[BEGIN Listing]

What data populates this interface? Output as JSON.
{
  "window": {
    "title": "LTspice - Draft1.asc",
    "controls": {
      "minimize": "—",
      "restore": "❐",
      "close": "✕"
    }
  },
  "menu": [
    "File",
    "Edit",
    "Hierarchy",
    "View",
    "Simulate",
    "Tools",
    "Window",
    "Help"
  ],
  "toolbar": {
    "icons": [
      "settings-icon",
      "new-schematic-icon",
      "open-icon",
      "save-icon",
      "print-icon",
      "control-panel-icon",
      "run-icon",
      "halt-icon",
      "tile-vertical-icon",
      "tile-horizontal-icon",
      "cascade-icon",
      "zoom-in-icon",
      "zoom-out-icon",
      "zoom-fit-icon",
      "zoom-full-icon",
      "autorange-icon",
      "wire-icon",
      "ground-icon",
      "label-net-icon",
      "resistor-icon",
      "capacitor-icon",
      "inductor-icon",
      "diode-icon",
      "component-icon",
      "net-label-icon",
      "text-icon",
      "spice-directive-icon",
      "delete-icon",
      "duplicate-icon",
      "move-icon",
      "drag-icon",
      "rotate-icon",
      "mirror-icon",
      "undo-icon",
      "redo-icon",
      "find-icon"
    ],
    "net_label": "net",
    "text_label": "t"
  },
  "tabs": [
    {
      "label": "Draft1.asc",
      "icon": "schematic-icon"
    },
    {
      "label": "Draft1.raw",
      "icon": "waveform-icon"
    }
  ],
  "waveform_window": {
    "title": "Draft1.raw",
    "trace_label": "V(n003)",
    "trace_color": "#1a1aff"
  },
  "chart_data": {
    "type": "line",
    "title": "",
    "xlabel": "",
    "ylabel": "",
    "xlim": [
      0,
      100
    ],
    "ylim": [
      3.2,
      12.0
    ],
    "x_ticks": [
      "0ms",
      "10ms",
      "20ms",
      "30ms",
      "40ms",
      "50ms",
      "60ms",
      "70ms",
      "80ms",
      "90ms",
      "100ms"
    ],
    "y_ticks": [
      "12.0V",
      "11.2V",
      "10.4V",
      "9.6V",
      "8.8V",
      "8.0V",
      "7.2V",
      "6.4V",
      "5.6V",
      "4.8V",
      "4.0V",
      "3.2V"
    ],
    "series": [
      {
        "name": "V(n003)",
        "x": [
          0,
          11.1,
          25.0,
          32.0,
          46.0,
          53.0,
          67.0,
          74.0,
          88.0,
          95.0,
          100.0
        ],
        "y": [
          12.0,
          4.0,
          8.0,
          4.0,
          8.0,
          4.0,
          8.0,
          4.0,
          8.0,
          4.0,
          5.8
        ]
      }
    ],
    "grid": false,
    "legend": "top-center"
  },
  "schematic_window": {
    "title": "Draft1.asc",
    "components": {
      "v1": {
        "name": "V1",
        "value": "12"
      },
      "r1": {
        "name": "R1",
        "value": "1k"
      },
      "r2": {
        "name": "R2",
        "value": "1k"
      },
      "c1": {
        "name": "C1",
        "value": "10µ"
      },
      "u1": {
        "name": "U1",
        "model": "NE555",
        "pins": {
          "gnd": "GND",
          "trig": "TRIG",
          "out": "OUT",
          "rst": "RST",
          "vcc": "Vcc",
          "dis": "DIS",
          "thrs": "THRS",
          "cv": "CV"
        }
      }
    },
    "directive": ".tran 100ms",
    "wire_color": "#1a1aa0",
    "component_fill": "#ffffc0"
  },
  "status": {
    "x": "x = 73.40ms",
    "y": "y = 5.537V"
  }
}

[END Listing]
[BEGIN Listing]

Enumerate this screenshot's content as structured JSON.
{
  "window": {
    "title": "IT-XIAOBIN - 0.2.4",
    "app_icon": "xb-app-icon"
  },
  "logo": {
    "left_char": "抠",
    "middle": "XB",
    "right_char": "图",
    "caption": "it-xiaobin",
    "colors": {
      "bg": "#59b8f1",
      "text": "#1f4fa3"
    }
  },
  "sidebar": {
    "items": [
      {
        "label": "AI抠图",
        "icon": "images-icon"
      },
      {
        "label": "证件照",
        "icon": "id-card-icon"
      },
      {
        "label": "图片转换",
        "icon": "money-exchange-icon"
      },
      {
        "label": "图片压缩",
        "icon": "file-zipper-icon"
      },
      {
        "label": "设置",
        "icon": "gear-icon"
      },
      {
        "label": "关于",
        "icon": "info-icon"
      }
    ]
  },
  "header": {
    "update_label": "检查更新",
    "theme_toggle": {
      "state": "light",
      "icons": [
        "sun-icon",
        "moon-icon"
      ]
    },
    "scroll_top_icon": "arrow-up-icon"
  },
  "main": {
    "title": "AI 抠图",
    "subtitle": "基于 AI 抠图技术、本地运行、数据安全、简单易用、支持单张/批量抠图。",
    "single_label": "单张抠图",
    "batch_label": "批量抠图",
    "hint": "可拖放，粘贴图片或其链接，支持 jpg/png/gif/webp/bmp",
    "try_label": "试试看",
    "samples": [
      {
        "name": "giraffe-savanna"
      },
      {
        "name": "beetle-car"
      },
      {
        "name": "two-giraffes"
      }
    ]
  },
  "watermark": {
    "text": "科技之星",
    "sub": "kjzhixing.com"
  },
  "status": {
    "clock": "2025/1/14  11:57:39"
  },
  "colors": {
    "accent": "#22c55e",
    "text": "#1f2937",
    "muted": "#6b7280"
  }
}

[END Listing]

Your objective
Search the lines above for the string "zoom" and copy each line that has it.

Correct answer
      "zoom-in-icon",
      "zoom-out-icon",
      "zoom-fit-icon",
      "zoom-full-icon",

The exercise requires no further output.